● **What you will do**: Every entry should be repeated exactly. Omit the pictures.

● **Available records**:

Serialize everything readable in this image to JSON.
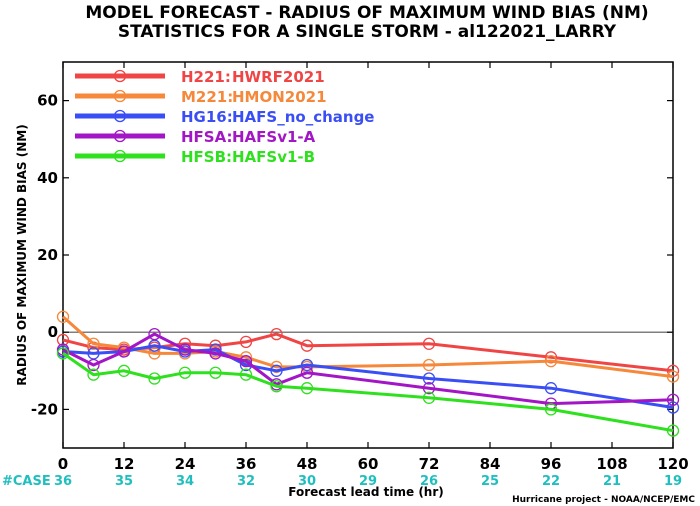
{
  "chart_data": {
    "type": "line",
    "title_line1": "MODEL FORECAST - RADIUS OF MAXIMUM WIND BIAS (NM)",
    "title_line2": "STATISTICS FOR A SINGLE STORM - al122021_LARRY",
    "xlabel": "Forecast lead time (hr)",
    "ylabel": "RADIUS OF MAXIMUM WIND BIAS (NM)",
    "credit": "Hurricane project - NOAA/NCEP/EMC",
    "case_label": "#CASE",
    "case_color": "#1fbfbf",
    "xlim": [
      0,
      120
    ],
    "ylim": [
      -30,
      70
    ],
    "x_ticks": [
      0,
      12,
      24,
      36,
      48,
      60,
      72,
      84,
      96,
      108,
      120
    ],
    "y_ticks": [
      -20,
      0,
      20,
      40,
      60
    ],
    "cases": [
      36,
      35,
      34,
      32,
      30,
      29,
      26,
      25,
      22,
      21,
      19
    ],
    "zero_line": true,
    "grid": false,
    "legend_position": "top-left",
    "series": [
      {
        "code": "H221:",
        "name": "HWRF2021",
        "color": "#f04545",
        "x": [
          0,
          6,
          12,
          18,
          24,
          30,
          36,
          42,
          48,
          72,
          96,
          120
        ],
        "values": [
          -2,
          -4,
          -4.5,
          -4,
          -3,
          -3.5,
          -2.5,
          -0.5,
          -3.5,
          -3,
          -6.5,
          -10
        ]
      },
      {
        "code": "M221:",
        "name": "HMON2021",
        "color": "#f5883a",
        "x": [
          0,
          6,
          12,
          18,
          24,
          30,
          36,
          42,
          48,
          72,
          96,
          120
        ],
        "values": [
          4,
          -3,
          -4,
          -5.5,
          -5.5,
          -5,
          -6.5,
          -9,
          -9,
          -8.5,
          -7.5,
          -11.5
        ]
      },
      {
        "code": "HG16:",
        "name": "HAFS_no_change",
        "color": "#3a4ef5",
        "x": [
          0,
          6,
          12,
          18,
          24,
          30,
          36,
          42,
          48,
          72,
          96,
          120
        ],
        "values": [
          -5,
          -5.5,
          -5,
          -3.5,
          -5,
          -4.5,
          -8.5,
          -10,
          -8.5,
          -12,
          -14.5,
          -19.5
        ]
      },
      {
        "code": "HFSA:",
        "name": "HAFSv1-A",
        "color": "#a216c6",
        "x": [
          0,
          6,
          12,
          18,
          24,
          30,
          36,
          42,
          48,
          72,
          96,
          120
        ],
        "values": [
          -4.5,
          -8.5,
          -5,
          -0.5,
          -4.5,
          -5.5,
          -7.5,
          -13.5,
          -10.5,
          -14.5,
          -18.5,
          -17.5
        ]
      },
      {
        "code": "HFSB:",
        "name": "HAFSv1-B",
        "color": "#2fe01e",
        "x": [
          0,
          6,
          12,
          18,
          24,
          30,
          36,
          42,
          48,
          72,
          96,
          120
        ],
        "values": [
          -5.5,
          -11,
          -10,
          -12,
          -10.5,
          -10.5,
          -11,
          -14,
          -14.5,
          -17,
          -20,
          -25.5
        ]
      }
    ]
  }
}
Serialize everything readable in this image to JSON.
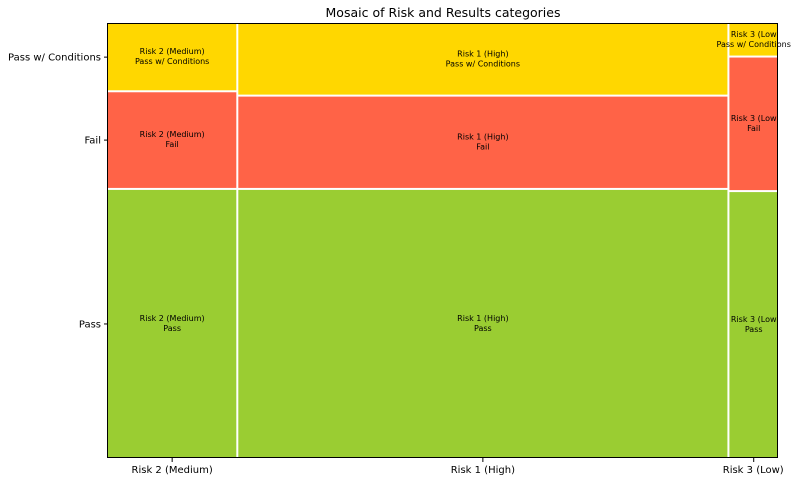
{
  "chart_data": {
    "type": "mosaic",
    "title": "Mosaic of Risk and Results categories",
    "xlabel": "",
    "ylabel": "",
    "categories": [
      "Risk 2 (Medium)",
      "Risk 1 (High)",
      "Risk 3 (Low)"
    ],
    "category_widths": [
      0.193,
      0.733,
      0.074
    ],
    "results": [
      "Pass",
      "Fail",
      "Pass w/ Conditions"
    ],
    "y_tick_labels": [
      "Pass",
      "Fail",
      "Pass w/ Conditions"
    ],
    "x_tick_labels": [
      "Risk 2 (Medium)",
      "Risk 1 (High)",
      "Risk 3 (Low)"
    ],
    "proportions": {
      "Risk 2 (Medium)": {
        "Pass": 0.62,
        "Fail": 0.225,
        "Pass w/ Conditions": 0.155
      },
      "Risk 1 (High)": {
        "Pass": 0.62,
        "Fail": 0.215,
        "Pass w/ Conditions": 0.165
      },
      "Risk 3 (Low)": {
        "Pass": 0.615,
        "Fail": 0.31,
        "Pass w/ Conditions": 0.075
      }
    },
    "cells": [
      {
        "category": "Risk 2 (Medium)",
        "result": "Pass",
        "label_lines": [
          "Risk 2 (Medium)",
          "Pass"
        ]
      },
      {
        "category": "Risk 2 (Medium)",
        "result": "Fail",
        "label_lines": [
          "Risk 2 (Medium)",
          "Fail"
        ]
      },
      {
        "category": "Risk 2 (Medium)",
        "result": "Pass w/ Conditions",
        "label_lines": [
          "Risk 2 (Medium)",
          "Pass w/ Conditions"
        ]
      },
      {
        "category": "Risk 1 (High)",
        "result": "Pass",
        "label_lines": [
          "Risk 1 (High)",
          "Pass"
        ]
      },
      {
        "category": "Risk 1 (High)",
        "result": "Fail",
        "label_lines": [
          "Risk 1 (High)",
          "Fail"
        ]
      },
      {
        "category": "Risk 1 (High)",
        "result": "Pass w/ Conditions",
        "label_lines": [
          "Risk 1 (High)",
          "Pass w/ Conditions"
        ]
      },
      {
        "category": "Risk 3 (Low)",
        "result": "Pass",
        "label_lines": [
          "Risk 3 (Low",
          "Pass"
        ]
      },
      {
        "category": "Risk 3 (Low)",
        "result": "Fail",
        "label_lines": [
          "Risk 3 (Low",
          "Fail"
        ]
      },
      {
        "category": "Risk 3 (Low)",
        "result": "Pass w/ Conditions",
        "label_lines": [
          "Risk 3 (Low",
          "Pass w/ Conditions"
        ]
      }
    ],
    "colors": {
      "Pass": "#9ACD32",
      "Fail": "#FF6347",
      "Pass w/ Conditions": "#FFD700",
      "gap": "#ffffff"
    },
    "grid": false,
    "legend": "none"
  }
}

● **The response**:
Serialize everything readable in this image to JSON.
{
  "chart_data": {
    "type": "line",
    "title_line1": "MODEL FORECAST - RADIUS OF MAXIMUM WIND BIAS (NM)",
    "title_line2": "STATISTICS FOR A SINGLE STORM - al122021_LARRY",
    "xlabel": "Forecast lead time (hr)",
    "ylabel": "RADIUS OF MAXIMUM WIND BIAS (NM)",
    "credit": "Hurricane project - NOAA/NCEP/EMC",
    "case_label": "#CASE",
    "case_color": "#1fbfbf",
    "xlim": [
      0,
      120
    ],
    "ylim": [
      -30,
      70
    ],
    "x_ticks": [
      0,
      12,
      24,
      36,
      48,
      60,
      72,
      84,
      96,
      108,
      120
    ],
    "y_ticks": [
      -20,
      0,
      20,
      40,
      60
    ],
    "cases": [
      36,
      35,
      34,
      32,
      30,
      29,
      26,
      25,
      22,
      21,
      19
    ],
    "zero_line": true,
    "grid": false,
    "legend_position": "top-left",
    "series": [
      {
        "code": "H221:",
        "name": "HWRF2021",
        "color": "#f04545",
        "x": [
          0,
          6,
          12,
          18,
          24,
          30,
          36,
          42,
          48,
          72,
          96,
          120
        ],
        "values": [
          -2,
          -4,
          -4.5,
          -4,
          -3,
          -3.5,
          -2.5,
          -0.5,
          -3.5,
          -3,
          -6.5,
          -10
        ]
      },
      {
        "code": "M221:",
        "name": "HMON2021",
        "color": "#f5883a",
        "x": [
          0,
          6,
          12,
          18,
          24,
          30,
          36,
          42,
          48,
          72,
          96,
          120
        ],
        "values": [
          4,
          -3,
          -4,
          -5.5,
          -5.5,
          -5,
          -6.5,
          -9,
          -9,
          -8.5,
          -7.5,
          -11.5
        ]
      },
      {
        "code": "HG16:",
        "name": "HAFS_no_change",
        "color": "#3a4ef5",
        "x": [
          0,
          6,
          12,
          18,
          24,
          30,
          36,
          42,
          48,
          72,
          96,
          120
        ],
        "values": [
          -5,
          -5.5,
          -5,
          -3.5,
          -5,
          -4.5,
          -8.5,
          -10,
          -8.5,
          -12,
          -14.5,
          -19.5
        ]
      },
      {
        "code": "HFSA:",
        "name": "HAFSv1-A",
        "color": "#a216c6",
        "x": [
          0,
          6,
          12,
          18,
          24,
          30,
          36,
          42,
          48,
          72,
          96,
          120
        ],
        "values": [
          -4.5,
          -8.5,
          -5,
          -0.5,
          -4.5,
          -5.5,
          -7.5,
          -13.5,
          -10.5,
          -14.5,
          -18.5,
          -17.5
        ]
      },
      {
        "code": "HFSB:",
        "name": "HAFSv1-B",
        "color": "#2fe01e",
        "x": [
          0,
          6,
          12,
          18,
          24,
          30,
          36,
          42,
          48,
          72,
          96,
          120
        ],
        "values": [
          -5.5,
          -11,
          -10,
          -12,
          -10.5,
          -10.5,
          -11,
          -14,
          -14.5,
          -17,
          -20,
          -25.5
        ]
      }
    ]
  }
}
Serialize everything readable in this image to JSON.
{
  "chart_data": {
    "type": "mosaic",
    "title": "Mosaic of Risk and Results categories",
    "xlabel": "",
    "ylabel": "",
    "categories": [
      "Risk 2 (Medium)",
      "Risk 1 (High)",
      "Risk 3 (Low)"
    ],
    "category_widths": [
      0.193,
      0.733,
      0.074
    ],
    "results": [
      "Pass",
      "Fail",
      "Pass w/ Conditions"
    ],
    "y_tick_labels": [
      "Pass",
      "Fail",
      "Pass w/ Conditions"
    ],
    "x_tick_labels": [
      "Risk 2 (Medium)",
      "Risk 1 (High)",
      "Risk 3 (Low)"
    ],
    "proportions": {
      "Risk 2 (Medium)": {
        "Pass": 0.62,
        "Fail": 0.225,
        "Pass w/ Conditions": 0.155
      },
      "Risk 1 (High)": {
        "Pass": 0.62,
        "Fail": 0.215,
        "Pass w/ Conditions": 0.165
      },
      "Risk 3 (Low)": {
        "Pass": 0.615,
        "Fail": 0.31,
        "Pass w/ Conditions": 0.075
      }
    },
    "cells": [
      {
        "category": "Risk 2 (Medium)",
        "result": "Pass",
        "label_lines": [
          "Risk 2 (Medium)",
          "Pass"
        ]
      },
      {
        "category": "Risk 2 (Medium)",
        "result": "Fail",
        "label_lines": [
          "Risk 2 (Medium)",
          "Fail"
        ]
      },
      {
        "category": "Risk 2 (Medium)",
        "result": "Pass w/ Conditions",
        "label_lines": [
          "Risk 2 (Medium)",
          "Pass w/ Conditions"
        ]
      },
      {
        "category": "Risk 1 (High)",
        "result": "Pass",
        "label_lines": [
          "Risk 1 (High)",
          "Pass"
        ]
      },
      {
        "category": "Risk 1 (High)",
        "result": "Fail",
        "label_lines": [
          "Risk 1 (High)",
          "Fail"
        ]
      },
      {
        "category": "Risk 1 (High)",
        "result": "Pass w/ Conditions",
        "label_lines": [
          "Risk 1 (High)",
          "Pass w/ Conditions"
        ]
      },
      {
        "category": "Risk 3 (Low)",
        "result": "Pass",
        "label_lines": [
          "Risk 3 (Low",
          "Pass"
        ]
      },
      {
        "category": "Risk 3 (Low)",
        "result": "Fail",
        "label_lines": [
          "Risk 3 (Low",
          "Fail"
        ]
      },
      {
        "category": "Risk 3 (Low)",
        "result": "Pass w/ Conditions",
        "label_lines": [
          "Risk 3 (Low",
          "Pass w/ Conditions"
        ]
      }
    ],
    "colors": {
      "Pass": "#9ACD32",
      "Fail": "#FF6347",
      "Pass w/ Conditions": "#FFD700",
      "gap": "#ffffff"
    },
    "grid": false,
    "legend": "none"
  }
}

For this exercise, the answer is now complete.